## Begin RECORDS SUPPLIED

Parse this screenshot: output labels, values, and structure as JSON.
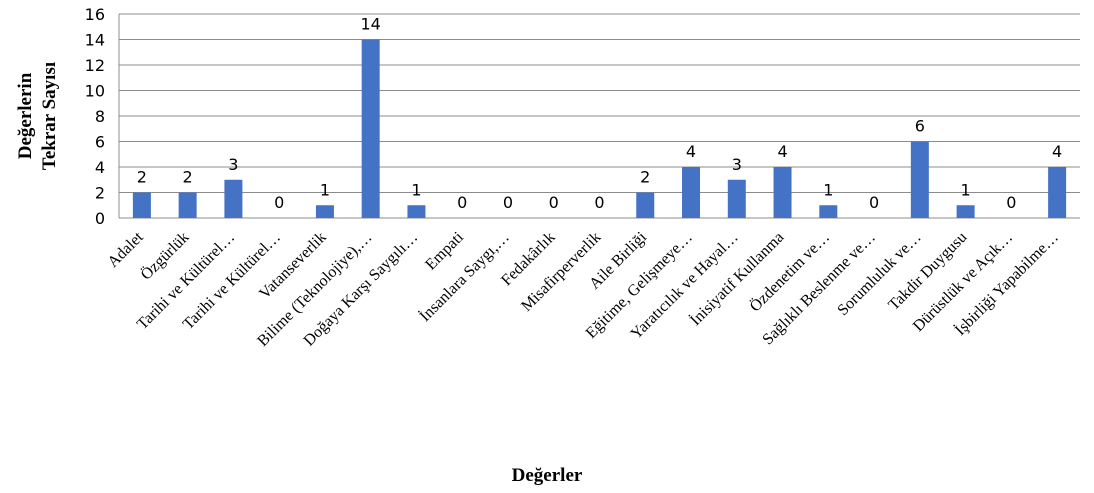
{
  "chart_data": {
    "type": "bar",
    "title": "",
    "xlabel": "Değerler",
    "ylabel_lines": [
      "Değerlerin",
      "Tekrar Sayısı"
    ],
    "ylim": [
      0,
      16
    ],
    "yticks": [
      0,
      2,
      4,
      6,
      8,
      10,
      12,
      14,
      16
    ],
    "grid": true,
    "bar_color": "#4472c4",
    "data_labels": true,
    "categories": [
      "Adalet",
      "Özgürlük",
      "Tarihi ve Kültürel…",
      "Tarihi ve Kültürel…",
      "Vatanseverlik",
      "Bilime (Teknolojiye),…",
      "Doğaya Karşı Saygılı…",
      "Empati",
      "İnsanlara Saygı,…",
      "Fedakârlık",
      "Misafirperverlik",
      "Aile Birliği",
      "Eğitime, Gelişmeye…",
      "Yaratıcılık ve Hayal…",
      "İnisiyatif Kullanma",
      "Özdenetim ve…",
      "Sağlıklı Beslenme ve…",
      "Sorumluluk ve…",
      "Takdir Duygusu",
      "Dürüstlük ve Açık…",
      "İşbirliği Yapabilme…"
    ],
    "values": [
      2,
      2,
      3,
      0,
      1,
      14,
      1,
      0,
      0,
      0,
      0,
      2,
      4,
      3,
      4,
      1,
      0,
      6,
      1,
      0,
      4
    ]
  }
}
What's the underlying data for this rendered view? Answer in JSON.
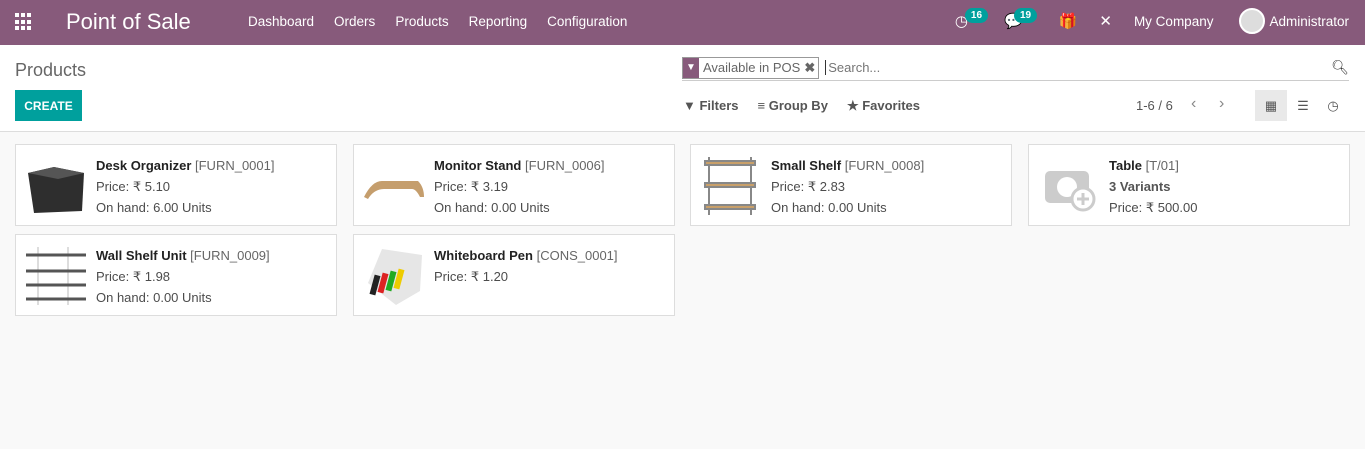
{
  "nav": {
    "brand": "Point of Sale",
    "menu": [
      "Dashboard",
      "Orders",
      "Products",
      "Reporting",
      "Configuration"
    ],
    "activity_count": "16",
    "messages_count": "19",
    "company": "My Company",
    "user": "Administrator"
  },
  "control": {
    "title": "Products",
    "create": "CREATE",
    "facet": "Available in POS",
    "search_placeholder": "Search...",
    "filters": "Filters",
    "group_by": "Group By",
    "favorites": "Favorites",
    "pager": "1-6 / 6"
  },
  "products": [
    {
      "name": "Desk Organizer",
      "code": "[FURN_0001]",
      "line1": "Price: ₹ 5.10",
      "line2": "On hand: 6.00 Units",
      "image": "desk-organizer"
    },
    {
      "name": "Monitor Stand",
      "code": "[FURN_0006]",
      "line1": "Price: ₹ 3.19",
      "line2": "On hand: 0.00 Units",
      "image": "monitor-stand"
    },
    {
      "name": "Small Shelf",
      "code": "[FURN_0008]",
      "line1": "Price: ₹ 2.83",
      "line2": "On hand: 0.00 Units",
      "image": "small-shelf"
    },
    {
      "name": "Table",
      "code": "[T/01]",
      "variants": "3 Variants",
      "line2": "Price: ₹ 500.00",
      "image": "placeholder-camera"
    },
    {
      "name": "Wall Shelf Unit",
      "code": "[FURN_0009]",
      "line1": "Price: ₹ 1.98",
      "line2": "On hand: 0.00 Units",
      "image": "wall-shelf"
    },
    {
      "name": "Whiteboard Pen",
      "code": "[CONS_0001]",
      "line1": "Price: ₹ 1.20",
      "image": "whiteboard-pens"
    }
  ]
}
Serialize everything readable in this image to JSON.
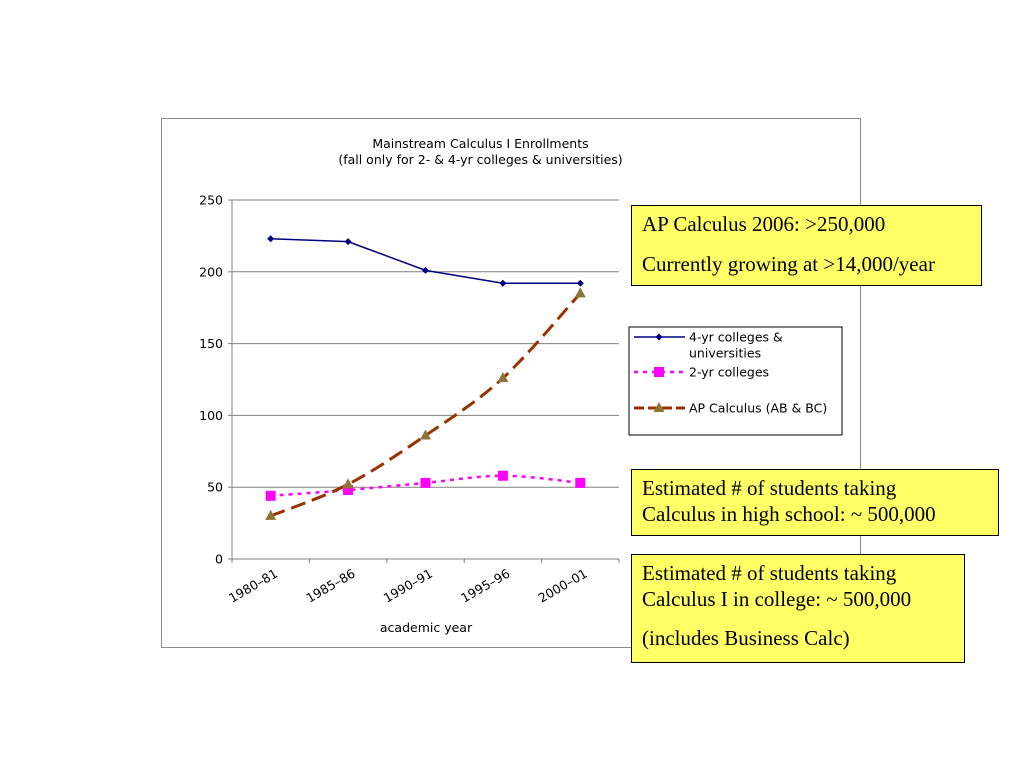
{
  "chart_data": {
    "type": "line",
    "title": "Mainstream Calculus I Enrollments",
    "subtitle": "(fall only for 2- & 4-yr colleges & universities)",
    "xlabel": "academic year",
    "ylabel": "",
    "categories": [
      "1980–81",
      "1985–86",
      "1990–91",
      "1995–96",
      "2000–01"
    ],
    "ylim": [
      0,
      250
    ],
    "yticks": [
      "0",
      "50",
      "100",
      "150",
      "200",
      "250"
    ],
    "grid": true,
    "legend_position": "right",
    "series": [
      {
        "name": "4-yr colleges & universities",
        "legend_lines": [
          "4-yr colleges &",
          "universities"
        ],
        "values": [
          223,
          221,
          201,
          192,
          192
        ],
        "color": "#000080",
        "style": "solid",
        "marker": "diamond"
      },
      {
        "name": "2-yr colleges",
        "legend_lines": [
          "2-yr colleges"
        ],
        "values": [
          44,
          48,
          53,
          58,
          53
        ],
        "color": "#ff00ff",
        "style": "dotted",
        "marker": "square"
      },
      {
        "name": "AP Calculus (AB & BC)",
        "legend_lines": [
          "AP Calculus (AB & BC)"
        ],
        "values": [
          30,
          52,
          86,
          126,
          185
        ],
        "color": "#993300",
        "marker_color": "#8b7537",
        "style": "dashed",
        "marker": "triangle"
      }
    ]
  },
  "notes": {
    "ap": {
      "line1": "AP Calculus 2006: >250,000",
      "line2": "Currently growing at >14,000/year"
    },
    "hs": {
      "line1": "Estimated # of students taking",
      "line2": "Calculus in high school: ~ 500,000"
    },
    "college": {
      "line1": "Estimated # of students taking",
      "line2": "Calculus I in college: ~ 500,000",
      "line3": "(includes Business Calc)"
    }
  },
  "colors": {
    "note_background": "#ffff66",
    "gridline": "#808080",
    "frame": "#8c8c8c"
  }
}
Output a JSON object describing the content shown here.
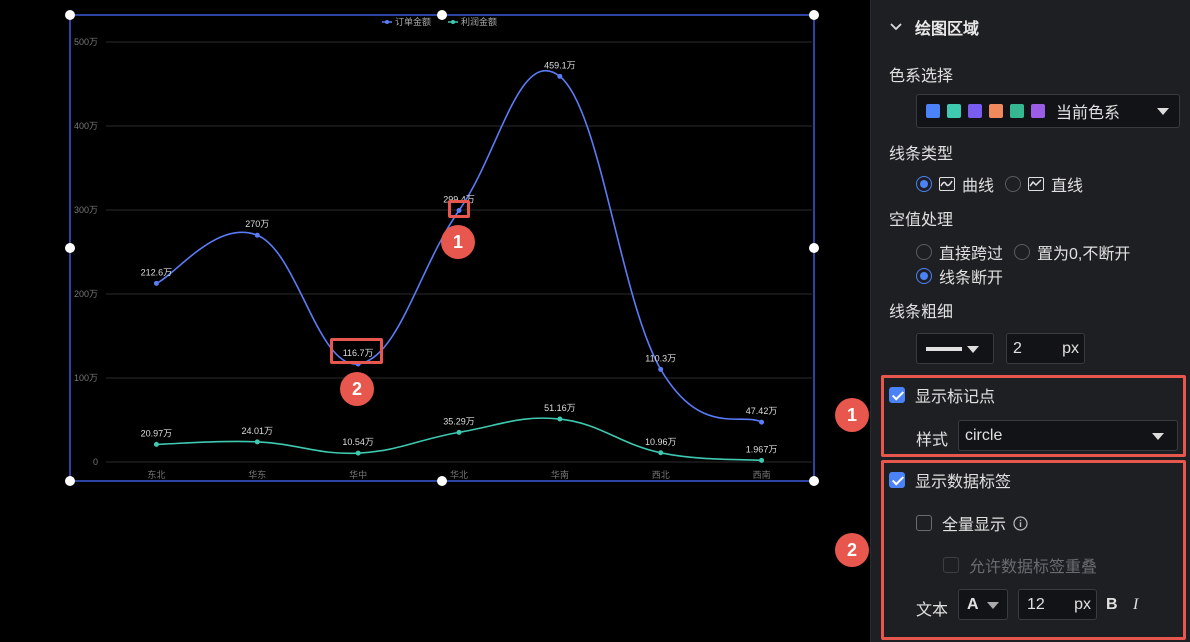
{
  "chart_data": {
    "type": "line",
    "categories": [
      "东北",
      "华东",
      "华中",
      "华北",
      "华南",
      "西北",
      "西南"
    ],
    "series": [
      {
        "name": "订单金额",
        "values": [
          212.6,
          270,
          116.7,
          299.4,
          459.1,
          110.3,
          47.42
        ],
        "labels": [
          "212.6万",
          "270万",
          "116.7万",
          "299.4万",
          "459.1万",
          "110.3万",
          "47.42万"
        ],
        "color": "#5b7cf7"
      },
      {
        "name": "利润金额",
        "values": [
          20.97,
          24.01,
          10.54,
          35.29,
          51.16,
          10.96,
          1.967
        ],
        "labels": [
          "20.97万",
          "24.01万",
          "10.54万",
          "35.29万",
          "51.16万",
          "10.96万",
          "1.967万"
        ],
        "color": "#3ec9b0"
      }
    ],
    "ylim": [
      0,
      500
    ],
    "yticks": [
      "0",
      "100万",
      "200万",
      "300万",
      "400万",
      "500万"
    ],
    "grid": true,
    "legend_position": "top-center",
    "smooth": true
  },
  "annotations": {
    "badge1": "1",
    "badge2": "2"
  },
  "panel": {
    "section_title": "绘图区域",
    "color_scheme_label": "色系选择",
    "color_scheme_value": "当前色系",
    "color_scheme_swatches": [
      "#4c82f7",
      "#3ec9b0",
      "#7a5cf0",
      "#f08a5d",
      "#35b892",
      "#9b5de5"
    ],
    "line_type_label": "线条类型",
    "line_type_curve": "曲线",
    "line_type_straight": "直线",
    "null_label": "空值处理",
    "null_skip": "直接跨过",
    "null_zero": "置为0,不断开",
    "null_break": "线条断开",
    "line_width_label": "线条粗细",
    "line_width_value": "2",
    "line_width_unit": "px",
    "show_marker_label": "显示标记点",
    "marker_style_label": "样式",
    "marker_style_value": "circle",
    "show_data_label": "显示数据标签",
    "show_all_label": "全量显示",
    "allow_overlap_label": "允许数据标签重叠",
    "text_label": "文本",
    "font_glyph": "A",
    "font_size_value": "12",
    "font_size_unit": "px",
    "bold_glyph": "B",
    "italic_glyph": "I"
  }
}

## End RECORDS SUPPLIED

From the listing, copy each line containing the word "this".

[TASK SOLUTION]
Parse this screenshot: output labels, values, and structure as JSON.
What's the underlying data for this rendered view? Answer in JSON.
Serialize everything readable in this image to JSON.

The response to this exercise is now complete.